● **Given problem**: Check each line of the material below for "amount". Report how many have it, with no other words.

● **Entries**:
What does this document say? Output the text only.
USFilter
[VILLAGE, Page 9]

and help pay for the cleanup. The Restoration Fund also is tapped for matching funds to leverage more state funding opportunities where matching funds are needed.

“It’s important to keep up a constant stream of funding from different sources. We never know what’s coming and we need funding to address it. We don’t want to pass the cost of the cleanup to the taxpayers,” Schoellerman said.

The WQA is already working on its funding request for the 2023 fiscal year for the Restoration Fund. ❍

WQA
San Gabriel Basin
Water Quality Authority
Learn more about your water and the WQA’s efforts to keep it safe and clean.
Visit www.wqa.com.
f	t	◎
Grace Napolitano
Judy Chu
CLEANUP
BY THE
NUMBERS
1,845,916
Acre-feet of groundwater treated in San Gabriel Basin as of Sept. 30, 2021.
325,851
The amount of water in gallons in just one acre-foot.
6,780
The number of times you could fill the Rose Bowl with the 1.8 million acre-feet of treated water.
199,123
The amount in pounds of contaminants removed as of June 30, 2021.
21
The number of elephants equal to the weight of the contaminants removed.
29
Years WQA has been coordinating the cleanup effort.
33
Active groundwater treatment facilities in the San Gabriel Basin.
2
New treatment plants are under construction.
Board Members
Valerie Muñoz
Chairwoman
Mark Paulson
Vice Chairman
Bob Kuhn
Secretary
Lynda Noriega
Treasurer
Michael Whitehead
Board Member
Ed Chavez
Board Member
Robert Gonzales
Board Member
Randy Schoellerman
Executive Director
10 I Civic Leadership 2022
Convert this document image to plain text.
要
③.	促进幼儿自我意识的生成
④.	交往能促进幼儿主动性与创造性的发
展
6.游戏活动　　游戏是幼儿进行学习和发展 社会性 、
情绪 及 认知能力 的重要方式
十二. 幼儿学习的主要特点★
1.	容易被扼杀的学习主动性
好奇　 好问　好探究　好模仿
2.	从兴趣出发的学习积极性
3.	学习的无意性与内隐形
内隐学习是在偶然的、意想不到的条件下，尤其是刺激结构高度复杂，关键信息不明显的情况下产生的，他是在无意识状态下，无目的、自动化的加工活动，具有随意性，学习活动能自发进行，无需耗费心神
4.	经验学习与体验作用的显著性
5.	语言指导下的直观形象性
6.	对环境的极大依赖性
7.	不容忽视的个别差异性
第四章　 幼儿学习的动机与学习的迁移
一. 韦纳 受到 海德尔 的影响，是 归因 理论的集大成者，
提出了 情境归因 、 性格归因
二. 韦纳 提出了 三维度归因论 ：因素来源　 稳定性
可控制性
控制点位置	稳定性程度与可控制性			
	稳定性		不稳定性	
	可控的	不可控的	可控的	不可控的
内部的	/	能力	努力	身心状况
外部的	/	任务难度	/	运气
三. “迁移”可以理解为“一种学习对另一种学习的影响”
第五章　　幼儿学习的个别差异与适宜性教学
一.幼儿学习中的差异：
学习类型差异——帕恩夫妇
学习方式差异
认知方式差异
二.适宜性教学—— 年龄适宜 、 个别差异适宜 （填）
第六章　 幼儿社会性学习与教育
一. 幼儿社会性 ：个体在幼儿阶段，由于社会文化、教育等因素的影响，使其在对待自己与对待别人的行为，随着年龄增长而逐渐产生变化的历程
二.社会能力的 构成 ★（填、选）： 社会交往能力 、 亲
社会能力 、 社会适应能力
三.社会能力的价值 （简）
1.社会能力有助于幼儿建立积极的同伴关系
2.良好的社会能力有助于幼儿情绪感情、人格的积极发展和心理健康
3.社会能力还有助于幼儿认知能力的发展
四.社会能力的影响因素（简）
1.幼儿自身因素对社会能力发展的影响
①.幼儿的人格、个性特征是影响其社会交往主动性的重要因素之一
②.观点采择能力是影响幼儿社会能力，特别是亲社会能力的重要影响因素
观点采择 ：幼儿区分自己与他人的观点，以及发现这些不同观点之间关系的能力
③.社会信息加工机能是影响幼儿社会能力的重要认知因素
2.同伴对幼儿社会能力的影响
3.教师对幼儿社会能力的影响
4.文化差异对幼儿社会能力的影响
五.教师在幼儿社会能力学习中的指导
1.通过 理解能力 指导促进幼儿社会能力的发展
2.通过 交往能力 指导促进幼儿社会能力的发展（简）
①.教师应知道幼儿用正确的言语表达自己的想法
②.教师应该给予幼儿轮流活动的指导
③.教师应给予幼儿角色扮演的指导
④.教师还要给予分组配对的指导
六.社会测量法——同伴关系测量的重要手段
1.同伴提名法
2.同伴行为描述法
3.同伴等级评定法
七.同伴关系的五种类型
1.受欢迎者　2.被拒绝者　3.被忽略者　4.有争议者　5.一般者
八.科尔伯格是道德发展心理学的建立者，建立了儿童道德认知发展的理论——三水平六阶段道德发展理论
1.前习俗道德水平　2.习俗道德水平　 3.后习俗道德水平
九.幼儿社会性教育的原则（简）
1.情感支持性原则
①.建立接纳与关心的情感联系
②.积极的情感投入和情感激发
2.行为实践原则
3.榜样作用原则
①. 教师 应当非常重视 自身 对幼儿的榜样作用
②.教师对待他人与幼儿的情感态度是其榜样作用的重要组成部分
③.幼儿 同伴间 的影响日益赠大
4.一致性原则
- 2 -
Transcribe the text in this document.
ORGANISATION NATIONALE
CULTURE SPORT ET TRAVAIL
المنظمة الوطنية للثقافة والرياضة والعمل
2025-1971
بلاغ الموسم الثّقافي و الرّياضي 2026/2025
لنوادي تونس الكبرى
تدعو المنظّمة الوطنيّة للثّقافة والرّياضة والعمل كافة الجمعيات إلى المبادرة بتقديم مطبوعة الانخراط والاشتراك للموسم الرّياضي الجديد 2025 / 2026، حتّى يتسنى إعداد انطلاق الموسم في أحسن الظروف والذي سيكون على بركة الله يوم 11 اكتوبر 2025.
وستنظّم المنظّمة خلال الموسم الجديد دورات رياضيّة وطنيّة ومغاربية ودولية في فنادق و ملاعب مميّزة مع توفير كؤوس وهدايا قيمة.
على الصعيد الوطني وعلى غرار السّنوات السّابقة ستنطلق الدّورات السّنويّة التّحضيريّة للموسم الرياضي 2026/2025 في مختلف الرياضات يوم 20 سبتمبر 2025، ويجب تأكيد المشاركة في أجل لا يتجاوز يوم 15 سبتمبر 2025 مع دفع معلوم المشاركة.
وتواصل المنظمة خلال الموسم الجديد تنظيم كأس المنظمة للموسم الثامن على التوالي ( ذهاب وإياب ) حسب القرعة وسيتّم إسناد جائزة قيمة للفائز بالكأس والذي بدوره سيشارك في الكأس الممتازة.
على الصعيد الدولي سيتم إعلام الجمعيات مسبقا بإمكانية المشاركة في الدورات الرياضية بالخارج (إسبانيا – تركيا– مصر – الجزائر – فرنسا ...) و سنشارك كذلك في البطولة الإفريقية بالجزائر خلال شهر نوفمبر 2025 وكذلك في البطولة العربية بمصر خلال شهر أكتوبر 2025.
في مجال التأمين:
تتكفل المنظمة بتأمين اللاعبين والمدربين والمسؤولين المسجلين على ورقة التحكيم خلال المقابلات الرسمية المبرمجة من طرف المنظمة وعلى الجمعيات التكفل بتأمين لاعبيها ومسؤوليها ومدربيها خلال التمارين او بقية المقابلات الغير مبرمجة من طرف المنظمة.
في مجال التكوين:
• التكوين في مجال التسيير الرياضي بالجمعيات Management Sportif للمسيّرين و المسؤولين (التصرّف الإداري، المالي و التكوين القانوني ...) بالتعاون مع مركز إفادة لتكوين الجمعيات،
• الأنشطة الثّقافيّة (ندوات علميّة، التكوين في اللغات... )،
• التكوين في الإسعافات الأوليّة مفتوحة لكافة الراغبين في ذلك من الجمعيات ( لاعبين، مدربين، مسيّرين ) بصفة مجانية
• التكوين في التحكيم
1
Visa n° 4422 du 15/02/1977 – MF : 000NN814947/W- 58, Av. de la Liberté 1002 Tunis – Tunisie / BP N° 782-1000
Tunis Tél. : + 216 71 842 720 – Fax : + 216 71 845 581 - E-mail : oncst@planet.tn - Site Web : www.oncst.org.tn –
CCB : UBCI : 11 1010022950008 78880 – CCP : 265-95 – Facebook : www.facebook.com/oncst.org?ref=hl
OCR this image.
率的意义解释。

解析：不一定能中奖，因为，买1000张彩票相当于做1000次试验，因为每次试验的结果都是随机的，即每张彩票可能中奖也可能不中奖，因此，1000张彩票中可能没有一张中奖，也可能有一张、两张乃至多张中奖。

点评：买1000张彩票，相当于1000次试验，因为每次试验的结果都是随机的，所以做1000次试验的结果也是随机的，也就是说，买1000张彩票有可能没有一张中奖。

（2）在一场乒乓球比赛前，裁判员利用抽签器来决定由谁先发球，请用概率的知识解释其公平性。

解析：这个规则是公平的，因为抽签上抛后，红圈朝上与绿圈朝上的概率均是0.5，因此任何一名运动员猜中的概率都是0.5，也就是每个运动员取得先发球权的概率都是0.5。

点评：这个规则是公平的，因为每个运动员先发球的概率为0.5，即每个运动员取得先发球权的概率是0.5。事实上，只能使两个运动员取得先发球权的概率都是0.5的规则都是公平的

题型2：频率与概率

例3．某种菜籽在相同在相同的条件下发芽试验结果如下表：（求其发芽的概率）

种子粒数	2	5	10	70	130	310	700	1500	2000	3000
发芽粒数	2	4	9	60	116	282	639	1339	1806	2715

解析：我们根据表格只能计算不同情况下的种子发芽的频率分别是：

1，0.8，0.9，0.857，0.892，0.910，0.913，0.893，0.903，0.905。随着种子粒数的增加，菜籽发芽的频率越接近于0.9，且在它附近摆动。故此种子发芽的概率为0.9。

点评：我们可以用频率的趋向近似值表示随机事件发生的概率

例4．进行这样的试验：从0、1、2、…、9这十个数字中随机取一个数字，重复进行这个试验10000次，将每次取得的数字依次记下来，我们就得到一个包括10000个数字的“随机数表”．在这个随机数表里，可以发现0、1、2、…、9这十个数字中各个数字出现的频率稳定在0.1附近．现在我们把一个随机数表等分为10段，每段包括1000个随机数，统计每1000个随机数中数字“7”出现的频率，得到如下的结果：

● **Complete answer**: 2